» Entries from a dataset

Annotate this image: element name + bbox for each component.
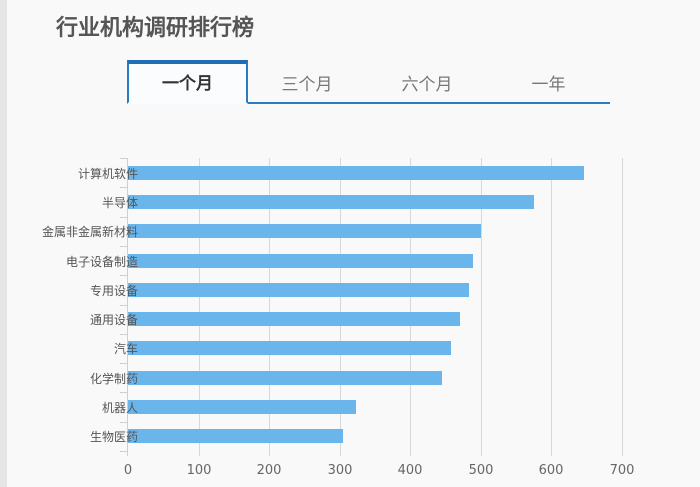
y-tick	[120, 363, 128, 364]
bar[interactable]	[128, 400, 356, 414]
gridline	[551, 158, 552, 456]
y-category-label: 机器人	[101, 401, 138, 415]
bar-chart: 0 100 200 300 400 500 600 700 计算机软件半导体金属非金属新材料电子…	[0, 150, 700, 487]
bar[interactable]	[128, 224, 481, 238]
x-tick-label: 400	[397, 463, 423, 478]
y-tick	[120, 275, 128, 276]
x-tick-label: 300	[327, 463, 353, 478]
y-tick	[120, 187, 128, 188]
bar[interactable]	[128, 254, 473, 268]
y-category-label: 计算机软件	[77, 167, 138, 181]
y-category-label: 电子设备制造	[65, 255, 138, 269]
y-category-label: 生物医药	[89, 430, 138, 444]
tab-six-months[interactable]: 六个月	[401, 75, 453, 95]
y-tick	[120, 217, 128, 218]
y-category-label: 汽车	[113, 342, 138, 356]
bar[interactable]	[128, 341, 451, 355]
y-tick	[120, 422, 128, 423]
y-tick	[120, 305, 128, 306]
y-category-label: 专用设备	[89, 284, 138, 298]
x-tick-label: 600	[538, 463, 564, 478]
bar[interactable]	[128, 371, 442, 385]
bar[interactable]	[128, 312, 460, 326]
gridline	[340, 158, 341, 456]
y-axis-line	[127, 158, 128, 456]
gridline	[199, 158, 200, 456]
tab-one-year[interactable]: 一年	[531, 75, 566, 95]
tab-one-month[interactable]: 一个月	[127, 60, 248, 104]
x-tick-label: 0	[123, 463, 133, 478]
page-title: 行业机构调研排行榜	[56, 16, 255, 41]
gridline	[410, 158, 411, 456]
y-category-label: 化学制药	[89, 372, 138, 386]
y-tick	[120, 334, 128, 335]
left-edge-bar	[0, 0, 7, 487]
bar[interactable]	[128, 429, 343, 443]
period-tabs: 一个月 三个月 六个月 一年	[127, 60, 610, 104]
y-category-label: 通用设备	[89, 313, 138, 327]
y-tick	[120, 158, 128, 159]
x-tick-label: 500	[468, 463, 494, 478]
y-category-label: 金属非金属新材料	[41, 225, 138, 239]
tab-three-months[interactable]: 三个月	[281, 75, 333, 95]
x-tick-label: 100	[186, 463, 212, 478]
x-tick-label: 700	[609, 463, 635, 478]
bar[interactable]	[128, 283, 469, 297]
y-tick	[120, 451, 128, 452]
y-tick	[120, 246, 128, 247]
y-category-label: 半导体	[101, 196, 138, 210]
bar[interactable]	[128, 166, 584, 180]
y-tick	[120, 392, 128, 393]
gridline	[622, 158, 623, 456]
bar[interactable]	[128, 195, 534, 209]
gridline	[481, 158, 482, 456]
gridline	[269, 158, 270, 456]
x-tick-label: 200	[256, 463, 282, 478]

» WRITTEN INSTRUCTION
Please print the lines of the records from the line that contains "363, 128, 364]" up to and including the line that contains "bar-chart: 0 100", exactly as they appear and nothing else.

» RESPONSE FOR THIS EXERCISE
y-tick	[120, 363, 128, 364]
bar[interactable]	[128, 400, 356, 414]
gridline	[551, 158, 552, 456]
y-category-label: 机器人	[101, 401, 138, 415]
bar-chart: 0 100 200 300 400 500 600 700 计算机软件半导体金属非金属新材料电子…	[0, 150, 700, 487]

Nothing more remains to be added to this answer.